*Problem statement*: Determine the number of lines in the data that include the word "обеспечения", and write only that number.

*Task inputs*:
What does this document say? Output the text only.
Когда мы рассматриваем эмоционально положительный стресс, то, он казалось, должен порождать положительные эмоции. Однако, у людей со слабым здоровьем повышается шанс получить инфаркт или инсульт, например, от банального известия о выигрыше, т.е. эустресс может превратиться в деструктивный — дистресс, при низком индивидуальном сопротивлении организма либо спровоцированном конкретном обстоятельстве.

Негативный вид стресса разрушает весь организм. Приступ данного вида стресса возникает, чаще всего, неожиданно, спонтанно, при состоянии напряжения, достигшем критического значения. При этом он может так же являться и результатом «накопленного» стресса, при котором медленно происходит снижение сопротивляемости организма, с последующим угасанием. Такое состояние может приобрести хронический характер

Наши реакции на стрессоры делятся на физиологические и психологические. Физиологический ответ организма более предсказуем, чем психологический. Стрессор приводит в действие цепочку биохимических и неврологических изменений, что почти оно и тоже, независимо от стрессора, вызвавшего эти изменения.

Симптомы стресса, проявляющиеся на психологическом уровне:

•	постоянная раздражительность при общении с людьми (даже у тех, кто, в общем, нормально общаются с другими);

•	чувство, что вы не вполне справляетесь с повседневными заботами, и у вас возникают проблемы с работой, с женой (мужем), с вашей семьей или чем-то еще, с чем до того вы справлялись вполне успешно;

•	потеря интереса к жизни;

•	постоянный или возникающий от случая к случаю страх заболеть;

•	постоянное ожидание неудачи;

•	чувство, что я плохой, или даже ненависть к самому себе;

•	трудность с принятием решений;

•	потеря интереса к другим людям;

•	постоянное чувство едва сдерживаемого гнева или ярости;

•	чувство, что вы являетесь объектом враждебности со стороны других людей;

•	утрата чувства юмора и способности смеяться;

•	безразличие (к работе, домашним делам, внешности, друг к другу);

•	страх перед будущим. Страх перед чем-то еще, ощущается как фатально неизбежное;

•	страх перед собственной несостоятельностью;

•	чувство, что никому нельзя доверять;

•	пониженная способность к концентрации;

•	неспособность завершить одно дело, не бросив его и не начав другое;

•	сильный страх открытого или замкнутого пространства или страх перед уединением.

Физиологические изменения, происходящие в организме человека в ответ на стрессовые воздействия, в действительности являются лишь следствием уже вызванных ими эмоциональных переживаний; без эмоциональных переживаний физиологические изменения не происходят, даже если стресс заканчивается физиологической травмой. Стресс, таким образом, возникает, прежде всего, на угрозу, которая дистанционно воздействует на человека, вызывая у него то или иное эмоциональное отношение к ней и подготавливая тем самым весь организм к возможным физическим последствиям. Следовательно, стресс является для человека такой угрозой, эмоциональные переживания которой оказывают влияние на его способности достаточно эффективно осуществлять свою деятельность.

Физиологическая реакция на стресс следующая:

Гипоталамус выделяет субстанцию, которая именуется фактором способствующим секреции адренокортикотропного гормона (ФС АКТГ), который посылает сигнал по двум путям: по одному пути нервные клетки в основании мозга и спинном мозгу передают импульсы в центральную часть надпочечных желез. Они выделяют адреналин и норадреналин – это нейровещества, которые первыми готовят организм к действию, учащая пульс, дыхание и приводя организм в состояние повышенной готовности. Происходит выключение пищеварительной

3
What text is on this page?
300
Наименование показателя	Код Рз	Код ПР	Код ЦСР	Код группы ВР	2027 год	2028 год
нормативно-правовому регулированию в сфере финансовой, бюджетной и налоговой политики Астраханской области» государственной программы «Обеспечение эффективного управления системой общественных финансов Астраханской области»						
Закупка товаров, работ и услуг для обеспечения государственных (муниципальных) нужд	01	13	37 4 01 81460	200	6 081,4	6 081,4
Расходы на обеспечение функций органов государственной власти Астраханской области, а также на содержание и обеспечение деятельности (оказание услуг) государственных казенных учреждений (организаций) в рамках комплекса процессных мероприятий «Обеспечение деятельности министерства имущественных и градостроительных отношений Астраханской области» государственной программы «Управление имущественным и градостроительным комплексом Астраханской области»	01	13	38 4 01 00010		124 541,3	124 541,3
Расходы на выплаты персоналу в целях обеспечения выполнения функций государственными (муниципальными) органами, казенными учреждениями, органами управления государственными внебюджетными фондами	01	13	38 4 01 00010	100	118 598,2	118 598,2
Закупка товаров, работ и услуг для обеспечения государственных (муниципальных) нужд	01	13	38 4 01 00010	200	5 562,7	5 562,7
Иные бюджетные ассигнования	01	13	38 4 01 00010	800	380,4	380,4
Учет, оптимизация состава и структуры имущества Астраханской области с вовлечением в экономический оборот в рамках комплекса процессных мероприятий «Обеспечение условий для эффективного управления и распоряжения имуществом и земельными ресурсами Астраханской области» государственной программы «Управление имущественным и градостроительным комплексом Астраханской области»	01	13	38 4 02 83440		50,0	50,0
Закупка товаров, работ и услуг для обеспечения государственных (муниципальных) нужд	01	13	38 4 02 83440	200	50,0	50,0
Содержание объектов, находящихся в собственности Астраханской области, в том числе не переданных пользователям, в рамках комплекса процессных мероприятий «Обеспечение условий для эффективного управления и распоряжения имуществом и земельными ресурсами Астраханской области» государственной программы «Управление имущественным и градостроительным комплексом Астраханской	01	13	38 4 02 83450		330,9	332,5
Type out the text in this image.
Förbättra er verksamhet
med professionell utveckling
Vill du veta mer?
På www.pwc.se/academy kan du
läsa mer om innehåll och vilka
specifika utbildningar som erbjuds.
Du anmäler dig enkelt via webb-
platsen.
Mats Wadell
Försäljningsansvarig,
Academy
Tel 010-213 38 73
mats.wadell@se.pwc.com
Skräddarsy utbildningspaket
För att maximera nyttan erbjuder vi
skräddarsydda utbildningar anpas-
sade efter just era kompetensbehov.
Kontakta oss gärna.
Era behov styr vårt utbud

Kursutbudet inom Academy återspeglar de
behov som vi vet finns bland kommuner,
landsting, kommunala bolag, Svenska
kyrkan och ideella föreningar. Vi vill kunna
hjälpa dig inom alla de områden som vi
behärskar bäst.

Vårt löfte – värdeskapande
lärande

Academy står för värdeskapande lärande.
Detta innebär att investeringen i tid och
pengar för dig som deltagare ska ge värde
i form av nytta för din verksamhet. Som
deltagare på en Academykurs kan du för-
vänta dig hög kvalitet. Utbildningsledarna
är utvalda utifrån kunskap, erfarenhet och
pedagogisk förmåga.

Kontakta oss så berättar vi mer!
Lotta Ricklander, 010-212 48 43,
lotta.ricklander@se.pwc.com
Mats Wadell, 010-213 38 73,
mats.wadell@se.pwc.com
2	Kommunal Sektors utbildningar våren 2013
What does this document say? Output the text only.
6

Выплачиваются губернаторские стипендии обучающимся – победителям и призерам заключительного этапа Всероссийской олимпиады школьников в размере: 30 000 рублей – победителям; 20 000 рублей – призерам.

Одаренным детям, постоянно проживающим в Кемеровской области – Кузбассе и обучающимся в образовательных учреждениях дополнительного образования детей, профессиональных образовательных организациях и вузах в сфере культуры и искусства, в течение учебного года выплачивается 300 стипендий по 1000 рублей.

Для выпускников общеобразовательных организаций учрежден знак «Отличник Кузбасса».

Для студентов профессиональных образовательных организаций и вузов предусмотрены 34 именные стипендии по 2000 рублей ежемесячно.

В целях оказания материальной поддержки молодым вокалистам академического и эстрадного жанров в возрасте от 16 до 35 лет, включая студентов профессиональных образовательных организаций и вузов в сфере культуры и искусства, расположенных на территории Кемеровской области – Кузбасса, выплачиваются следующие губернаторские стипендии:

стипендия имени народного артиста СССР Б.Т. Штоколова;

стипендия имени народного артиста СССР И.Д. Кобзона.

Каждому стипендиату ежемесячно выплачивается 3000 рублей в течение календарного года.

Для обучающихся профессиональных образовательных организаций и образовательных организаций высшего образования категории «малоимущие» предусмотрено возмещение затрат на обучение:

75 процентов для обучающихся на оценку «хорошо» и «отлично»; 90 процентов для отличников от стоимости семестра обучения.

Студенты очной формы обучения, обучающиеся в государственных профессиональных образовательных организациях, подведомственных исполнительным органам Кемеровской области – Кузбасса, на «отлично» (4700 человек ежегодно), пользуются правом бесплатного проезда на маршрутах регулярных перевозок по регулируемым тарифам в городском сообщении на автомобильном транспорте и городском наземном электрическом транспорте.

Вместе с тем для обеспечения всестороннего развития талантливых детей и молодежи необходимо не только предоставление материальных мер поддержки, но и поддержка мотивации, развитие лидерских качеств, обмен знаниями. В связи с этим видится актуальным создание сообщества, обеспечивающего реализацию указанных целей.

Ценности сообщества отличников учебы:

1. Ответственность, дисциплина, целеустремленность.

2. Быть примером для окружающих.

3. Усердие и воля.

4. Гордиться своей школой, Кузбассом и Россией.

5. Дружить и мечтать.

*Exercise output*: 5